— PROBLEM DESCRIPTION —
Look through the listing below and work out how many of its lines hold the word "monsys". Give only the number.

— EXTRACTED MATERIAL —
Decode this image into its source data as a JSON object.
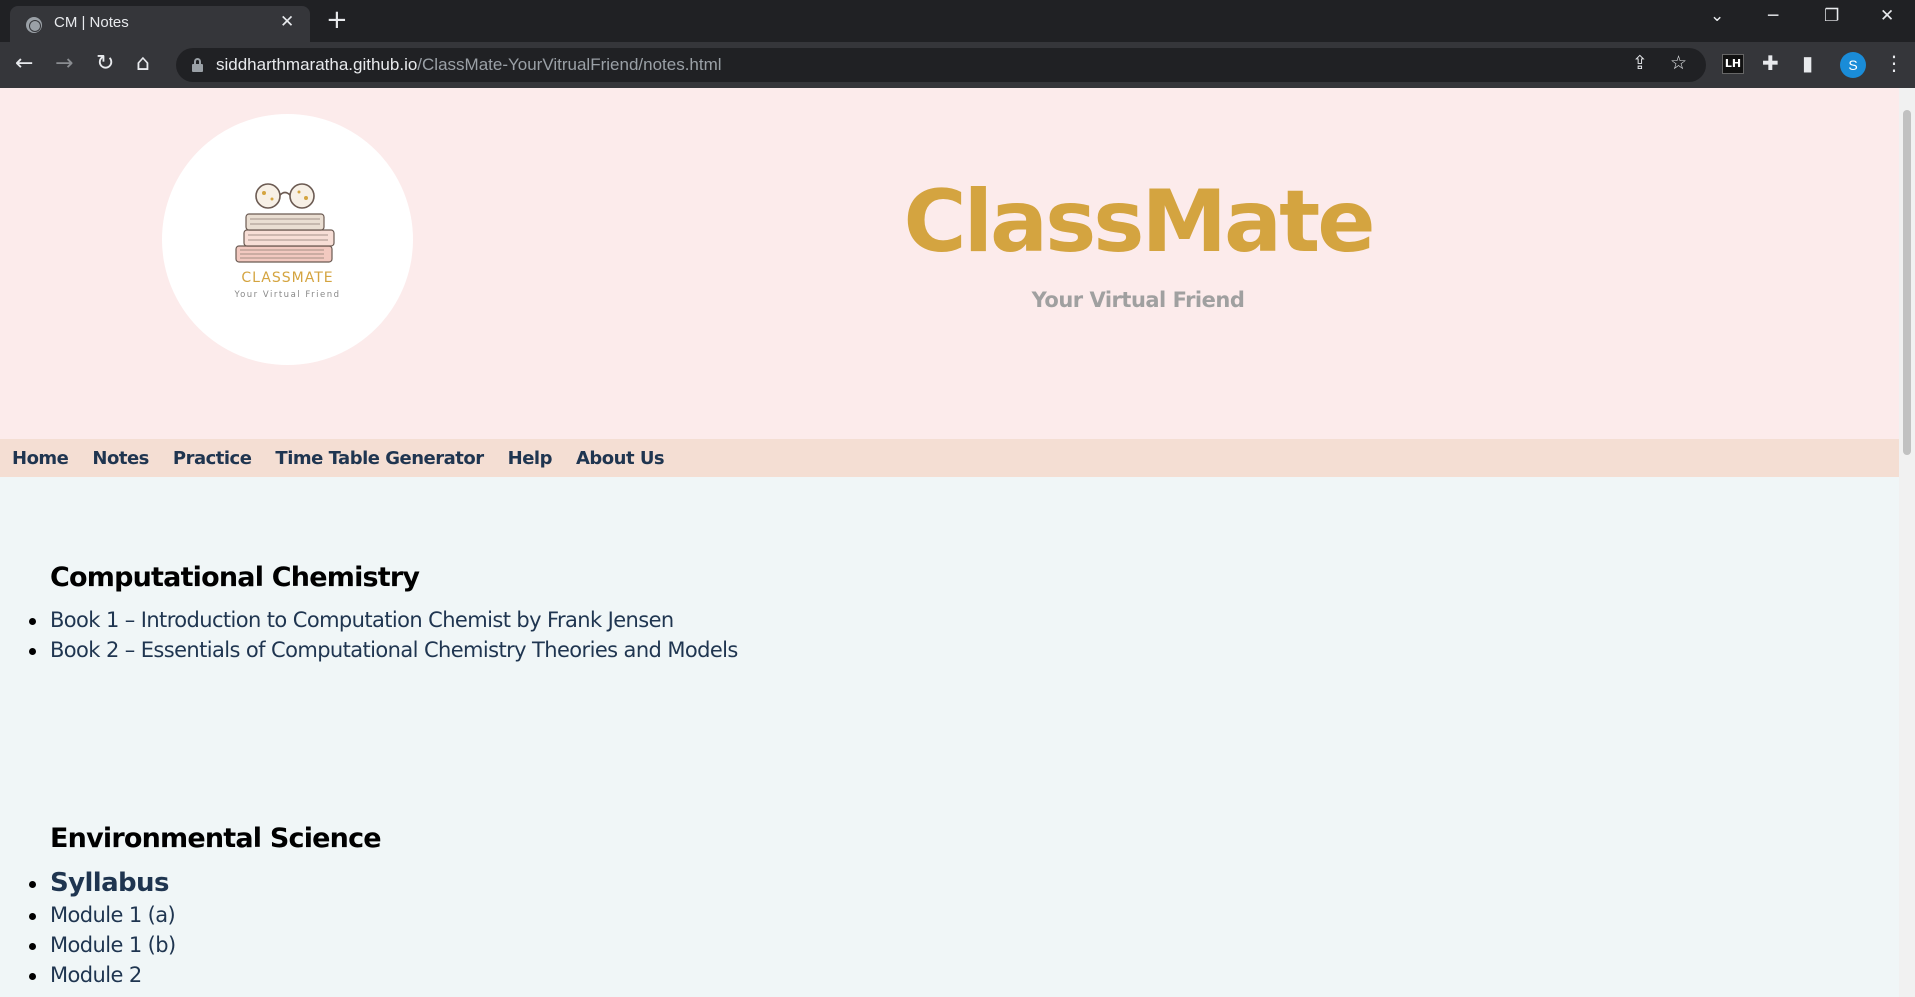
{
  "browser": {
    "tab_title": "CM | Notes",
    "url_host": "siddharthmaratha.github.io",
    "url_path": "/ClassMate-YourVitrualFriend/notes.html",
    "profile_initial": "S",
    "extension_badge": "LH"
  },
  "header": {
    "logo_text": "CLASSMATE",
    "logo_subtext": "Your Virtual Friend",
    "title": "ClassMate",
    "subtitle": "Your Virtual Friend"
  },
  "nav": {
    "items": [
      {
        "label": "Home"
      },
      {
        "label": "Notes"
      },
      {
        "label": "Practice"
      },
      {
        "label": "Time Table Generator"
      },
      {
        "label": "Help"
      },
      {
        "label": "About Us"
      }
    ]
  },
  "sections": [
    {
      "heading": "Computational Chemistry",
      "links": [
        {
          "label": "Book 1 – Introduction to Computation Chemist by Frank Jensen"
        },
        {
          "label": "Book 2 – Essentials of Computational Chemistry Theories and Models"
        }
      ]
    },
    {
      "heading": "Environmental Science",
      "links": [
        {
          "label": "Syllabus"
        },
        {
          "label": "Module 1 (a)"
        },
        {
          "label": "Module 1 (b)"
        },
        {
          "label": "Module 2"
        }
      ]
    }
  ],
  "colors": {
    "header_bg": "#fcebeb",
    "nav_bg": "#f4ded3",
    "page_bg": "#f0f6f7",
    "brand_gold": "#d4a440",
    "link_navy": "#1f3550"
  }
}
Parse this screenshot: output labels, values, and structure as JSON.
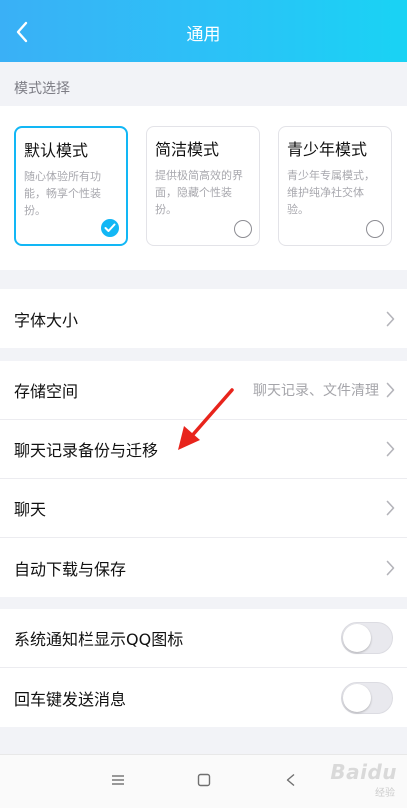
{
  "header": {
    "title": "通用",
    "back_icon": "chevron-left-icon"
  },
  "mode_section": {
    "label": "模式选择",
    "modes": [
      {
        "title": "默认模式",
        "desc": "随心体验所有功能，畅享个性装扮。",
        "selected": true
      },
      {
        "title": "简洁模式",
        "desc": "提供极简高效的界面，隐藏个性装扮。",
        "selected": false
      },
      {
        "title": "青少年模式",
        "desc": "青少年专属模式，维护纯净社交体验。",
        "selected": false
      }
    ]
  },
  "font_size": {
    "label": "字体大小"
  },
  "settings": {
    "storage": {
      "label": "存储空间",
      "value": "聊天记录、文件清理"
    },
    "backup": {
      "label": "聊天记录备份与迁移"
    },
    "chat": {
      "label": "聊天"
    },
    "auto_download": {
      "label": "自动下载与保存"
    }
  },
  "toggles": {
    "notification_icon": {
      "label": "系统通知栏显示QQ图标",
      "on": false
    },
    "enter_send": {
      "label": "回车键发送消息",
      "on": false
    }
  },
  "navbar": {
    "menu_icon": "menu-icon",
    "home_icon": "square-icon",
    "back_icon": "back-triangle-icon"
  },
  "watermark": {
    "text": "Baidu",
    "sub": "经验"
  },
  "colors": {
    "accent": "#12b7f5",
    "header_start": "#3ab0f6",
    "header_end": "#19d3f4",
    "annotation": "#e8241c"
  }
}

--

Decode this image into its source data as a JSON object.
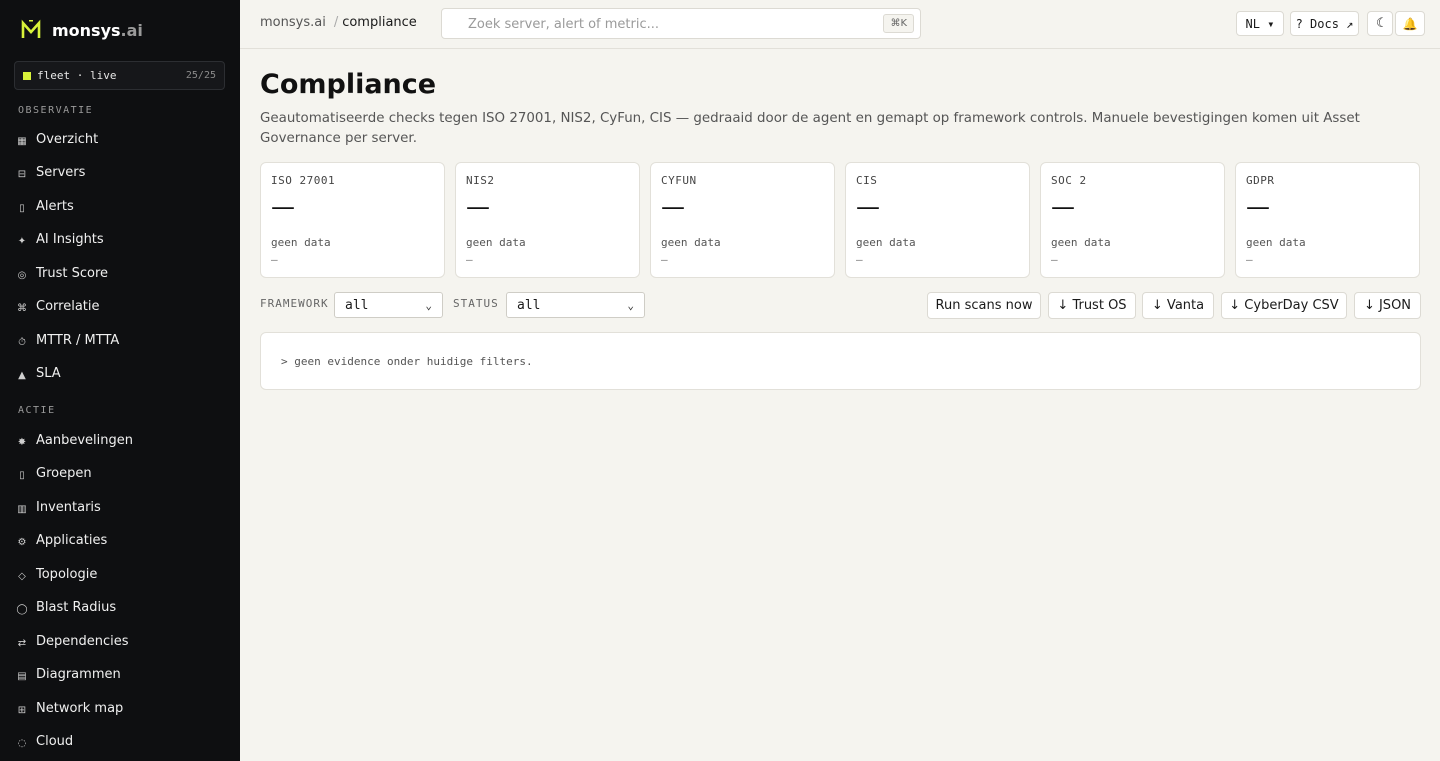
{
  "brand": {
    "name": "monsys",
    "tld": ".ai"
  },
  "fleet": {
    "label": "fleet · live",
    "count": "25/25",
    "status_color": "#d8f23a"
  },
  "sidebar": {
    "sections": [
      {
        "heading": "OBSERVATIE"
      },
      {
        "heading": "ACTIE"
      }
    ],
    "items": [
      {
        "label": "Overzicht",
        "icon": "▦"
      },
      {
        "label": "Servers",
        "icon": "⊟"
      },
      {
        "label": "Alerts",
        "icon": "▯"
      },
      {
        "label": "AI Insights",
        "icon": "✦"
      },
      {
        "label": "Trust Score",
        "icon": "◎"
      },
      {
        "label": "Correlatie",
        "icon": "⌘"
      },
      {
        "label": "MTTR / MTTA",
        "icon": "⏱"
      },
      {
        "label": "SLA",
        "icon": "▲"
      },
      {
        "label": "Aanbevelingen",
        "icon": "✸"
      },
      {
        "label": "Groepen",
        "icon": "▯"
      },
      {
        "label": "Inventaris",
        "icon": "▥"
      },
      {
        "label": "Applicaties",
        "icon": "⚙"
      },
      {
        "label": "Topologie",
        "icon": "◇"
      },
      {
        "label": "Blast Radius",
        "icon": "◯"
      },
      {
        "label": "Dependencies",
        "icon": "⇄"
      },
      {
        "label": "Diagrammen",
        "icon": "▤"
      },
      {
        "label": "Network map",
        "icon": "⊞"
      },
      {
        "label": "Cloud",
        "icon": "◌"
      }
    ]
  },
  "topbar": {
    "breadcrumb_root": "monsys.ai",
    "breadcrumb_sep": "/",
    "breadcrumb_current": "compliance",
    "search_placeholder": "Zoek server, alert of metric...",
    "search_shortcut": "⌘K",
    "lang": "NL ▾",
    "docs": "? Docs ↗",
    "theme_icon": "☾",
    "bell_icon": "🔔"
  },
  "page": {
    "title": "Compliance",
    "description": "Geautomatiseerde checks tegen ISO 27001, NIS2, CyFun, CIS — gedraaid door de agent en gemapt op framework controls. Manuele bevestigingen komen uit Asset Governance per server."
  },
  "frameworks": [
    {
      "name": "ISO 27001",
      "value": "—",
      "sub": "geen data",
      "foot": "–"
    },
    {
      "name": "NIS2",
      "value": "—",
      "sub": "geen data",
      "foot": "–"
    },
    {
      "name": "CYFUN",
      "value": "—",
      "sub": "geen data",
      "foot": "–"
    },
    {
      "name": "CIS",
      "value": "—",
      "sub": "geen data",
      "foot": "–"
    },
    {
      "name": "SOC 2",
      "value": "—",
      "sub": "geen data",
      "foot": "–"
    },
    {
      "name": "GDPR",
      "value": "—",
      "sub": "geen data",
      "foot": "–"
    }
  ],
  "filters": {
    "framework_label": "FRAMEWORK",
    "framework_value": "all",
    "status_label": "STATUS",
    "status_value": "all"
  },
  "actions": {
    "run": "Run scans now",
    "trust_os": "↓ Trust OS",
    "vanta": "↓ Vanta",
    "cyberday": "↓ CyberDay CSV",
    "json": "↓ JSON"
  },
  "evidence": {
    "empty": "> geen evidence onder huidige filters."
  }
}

— SOLUTION TO THIS TASK —
2